(Stored entries)
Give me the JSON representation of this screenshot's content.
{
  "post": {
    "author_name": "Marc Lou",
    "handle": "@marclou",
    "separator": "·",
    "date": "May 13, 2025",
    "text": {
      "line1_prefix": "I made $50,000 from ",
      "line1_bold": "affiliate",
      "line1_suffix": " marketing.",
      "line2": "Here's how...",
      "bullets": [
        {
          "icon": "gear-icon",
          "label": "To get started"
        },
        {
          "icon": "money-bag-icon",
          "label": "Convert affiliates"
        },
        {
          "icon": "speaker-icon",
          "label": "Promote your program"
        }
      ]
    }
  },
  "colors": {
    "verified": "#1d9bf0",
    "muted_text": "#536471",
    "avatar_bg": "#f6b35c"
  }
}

What the task requires: Return all lines of the material above in which the word "icon" occurs.

Task answer:
          "icon": "gear-icon",
          "icon": "money-bag-icon",
          "icon": "speaker-icon",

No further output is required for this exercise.